** start GIVEN DATA **

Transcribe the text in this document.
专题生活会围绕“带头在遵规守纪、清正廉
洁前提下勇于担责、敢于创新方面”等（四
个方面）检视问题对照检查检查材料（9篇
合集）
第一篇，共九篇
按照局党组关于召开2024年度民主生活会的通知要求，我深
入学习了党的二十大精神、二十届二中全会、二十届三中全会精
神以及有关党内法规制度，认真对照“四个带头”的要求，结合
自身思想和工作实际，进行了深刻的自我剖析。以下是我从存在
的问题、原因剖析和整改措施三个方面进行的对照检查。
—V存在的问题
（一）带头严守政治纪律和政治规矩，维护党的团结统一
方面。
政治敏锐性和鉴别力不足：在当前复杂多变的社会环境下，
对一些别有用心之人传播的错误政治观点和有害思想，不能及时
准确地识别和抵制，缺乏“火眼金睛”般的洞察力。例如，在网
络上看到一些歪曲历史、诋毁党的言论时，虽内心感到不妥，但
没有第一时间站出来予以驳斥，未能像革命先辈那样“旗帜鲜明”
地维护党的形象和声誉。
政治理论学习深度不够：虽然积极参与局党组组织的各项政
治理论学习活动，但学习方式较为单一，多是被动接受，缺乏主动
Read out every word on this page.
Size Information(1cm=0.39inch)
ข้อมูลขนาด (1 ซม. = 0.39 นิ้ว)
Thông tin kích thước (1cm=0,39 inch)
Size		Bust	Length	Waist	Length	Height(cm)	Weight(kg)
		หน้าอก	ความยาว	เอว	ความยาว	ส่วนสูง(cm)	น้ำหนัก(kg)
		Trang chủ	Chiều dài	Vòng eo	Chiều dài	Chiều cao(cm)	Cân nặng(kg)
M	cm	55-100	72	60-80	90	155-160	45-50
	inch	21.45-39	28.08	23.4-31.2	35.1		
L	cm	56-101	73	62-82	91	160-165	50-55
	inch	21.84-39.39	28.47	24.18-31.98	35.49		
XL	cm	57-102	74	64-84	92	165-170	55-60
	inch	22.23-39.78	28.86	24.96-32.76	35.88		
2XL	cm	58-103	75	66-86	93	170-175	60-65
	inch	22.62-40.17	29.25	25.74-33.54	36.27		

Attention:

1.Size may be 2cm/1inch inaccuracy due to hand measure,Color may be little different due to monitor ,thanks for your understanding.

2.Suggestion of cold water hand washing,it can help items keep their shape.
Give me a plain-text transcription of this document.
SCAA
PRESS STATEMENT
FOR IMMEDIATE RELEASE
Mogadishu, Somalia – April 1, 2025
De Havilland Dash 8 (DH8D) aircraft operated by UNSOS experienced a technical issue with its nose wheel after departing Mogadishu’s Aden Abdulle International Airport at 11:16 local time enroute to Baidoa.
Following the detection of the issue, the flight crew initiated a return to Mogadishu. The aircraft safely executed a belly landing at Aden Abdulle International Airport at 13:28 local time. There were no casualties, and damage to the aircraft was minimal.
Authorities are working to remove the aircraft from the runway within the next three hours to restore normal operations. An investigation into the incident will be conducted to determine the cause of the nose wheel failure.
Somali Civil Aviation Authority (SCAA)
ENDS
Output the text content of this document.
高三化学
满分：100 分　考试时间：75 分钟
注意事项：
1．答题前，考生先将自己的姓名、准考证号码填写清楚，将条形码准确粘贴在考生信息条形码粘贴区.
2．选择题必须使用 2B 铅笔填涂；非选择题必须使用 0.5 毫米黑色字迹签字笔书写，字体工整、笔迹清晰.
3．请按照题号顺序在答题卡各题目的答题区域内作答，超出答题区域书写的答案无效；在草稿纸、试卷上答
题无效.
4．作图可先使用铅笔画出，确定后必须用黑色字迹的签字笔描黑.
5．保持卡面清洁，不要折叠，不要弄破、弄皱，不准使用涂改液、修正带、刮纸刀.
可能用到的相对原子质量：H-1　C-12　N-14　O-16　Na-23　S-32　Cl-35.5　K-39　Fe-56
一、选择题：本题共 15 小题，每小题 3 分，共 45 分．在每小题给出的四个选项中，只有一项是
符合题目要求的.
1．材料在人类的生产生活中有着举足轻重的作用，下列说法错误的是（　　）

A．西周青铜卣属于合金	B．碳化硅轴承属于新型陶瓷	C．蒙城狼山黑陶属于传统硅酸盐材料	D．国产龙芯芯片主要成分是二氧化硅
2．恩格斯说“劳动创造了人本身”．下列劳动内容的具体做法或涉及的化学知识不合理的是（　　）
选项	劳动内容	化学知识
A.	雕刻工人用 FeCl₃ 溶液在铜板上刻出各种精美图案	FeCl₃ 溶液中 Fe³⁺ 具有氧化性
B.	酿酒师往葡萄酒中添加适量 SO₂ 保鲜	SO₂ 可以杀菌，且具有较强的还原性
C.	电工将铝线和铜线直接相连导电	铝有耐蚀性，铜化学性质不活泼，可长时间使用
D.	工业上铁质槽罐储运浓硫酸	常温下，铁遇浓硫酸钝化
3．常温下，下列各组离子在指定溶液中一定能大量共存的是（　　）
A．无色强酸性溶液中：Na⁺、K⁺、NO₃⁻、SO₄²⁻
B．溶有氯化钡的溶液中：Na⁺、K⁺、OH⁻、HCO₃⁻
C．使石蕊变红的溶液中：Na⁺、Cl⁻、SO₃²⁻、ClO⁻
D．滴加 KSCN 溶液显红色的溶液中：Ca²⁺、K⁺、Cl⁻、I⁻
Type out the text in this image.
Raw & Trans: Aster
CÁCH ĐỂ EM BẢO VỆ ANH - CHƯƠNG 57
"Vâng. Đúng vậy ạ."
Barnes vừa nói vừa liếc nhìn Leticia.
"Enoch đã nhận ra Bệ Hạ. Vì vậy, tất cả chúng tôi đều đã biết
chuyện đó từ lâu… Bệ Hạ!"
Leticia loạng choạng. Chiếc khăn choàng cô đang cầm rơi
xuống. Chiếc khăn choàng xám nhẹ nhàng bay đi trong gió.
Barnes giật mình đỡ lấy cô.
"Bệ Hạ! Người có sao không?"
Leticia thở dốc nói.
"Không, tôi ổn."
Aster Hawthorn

** end GIVEN DATA **

▸ DIRECTIONS FOR THIS TASK: In the entries above, find each line with the string "SCAA" and copy it.

▸ EXERCISE SOLUTION:
SCAA
Somali Civil Aviation Authority (SCAA)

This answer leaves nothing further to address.